◆ WORK TO DO ◆
Restate the entries below word for word, omitting nothing.

(Part of a data file)
★ ★ ★ ★ ★ ★ ★

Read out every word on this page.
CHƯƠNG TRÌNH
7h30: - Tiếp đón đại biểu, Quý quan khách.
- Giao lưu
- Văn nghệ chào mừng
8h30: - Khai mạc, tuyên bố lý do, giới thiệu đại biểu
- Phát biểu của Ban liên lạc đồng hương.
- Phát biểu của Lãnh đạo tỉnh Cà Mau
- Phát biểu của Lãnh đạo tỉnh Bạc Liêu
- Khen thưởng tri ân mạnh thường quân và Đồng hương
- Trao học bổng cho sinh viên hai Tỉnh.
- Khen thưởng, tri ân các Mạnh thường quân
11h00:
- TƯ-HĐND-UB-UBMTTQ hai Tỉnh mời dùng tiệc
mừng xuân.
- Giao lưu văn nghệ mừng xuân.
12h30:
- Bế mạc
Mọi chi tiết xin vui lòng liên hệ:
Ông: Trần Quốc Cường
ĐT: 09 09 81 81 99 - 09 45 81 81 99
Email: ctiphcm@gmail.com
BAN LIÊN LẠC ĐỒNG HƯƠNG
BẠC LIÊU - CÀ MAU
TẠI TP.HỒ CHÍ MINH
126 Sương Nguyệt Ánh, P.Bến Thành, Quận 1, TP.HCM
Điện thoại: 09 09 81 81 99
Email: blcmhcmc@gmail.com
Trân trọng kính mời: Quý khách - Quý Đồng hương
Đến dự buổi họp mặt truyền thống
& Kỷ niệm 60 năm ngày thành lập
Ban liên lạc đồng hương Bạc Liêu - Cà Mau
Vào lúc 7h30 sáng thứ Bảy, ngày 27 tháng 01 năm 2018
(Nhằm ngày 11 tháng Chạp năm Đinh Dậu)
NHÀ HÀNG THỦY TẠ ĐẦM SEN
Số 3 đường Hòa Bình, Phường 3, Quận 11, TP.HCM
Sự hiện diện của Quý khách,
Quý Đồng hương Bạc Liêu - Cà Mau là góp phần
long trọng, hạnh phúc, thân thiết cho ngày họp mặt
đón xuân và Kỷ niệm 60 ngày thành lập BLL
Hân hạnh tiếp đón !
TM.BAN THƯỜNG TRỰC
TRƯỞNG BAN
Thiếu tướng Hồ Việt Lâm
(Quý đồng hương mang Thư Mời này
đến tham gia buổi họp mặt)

★ ★ ★ ★ ★ ★ ★

◆ EXERCISE OUTPUT ◆
Read out every word on this page.
CHƯƠNG TRÌNH
7h30: - Tiếp đón đại biểu, Quý quan khách.
- Giao lưu
- Văn nghệ chào mừng
8h30: - Khai mạc, tuyên bố lý do, giới thiệu đại biểu
- Phát biểu của Ban liên lạc đồng hương.
- Phát biểu của Lãnh đạo tỉnh Cà Mau
- Phát biểu của Lãnh đạo tỉnh Bạc Liêu
- Khen thưởng tri ân mạnh thường quân và Đồng hương
- Trao học bổng cho sinh viên hai Tỉnh.
- Khen thưởng, tri ân các Mạnh thường quân
11h00:
- TƯ-HĐND-UB-UBMTTQ hai Tỉnh mời dùng tiệc
mừng xuân.
- Giao lưu văn nghệ mừng xuân.
12h30:
- Bế mạc
Mọi chi tiết xin vui lòng liên hệ:
Ông: Trần Quốc Cường
ĐT: 09 09 81 81 99 - 09 45 81 81 99
Email: ctiphcm@gmail.com
BAN LIÊN LẠC ĐỒNG HƯƠNG
BẠC LIÊU - CÀ MAU
TẠI TP.HỒ CHÍ MINH
126 Sương Nguyệt Ánh, P.Bến Thành, Quận 1, TP.HCM
Điện thoại: 09 09 81 81 99
Email: blcmhcmc@gmail.com
Trân trọng kính mời: Quý khách - Quý Đồng hương
Đến dự buổi họp mặt truyền thống
& Kỷ niệm 60 năm ngày thành lập
Ban liên lạc đồng hương Bạc Liêu - Cà Mau
Vào lúc 7h30 sáng thứ Bảy, ngày 27 tháng 01 năm 2018
(Nhằm ngày 11 tháng Chạp năm Đinh Dậu)
NHÀ HÀNG THỦY TẠ ĐẦM SEN
Số 3 đường Hòa Bình, Phường 3, Quận 11, TP.HCM
Sự hiện diện của Quý khách,
Quý Đồng hương Bạc Liêu - Cà Mau là góp phần
long trọng, hạnh phúc, thân thiết cho ngày họp mặt
đón xuân và Kỷ niệm 60 ngày thành lập BLL
Hân hạnh tiếp đón !
TM.BAN THƯỜNG TRỰC
TRƯỞNG BAN
Thiếu tướng Hồ Việt Lâm
(Quý đồng hương mang Thư Mời này
đến tham gia buổi họp mặt)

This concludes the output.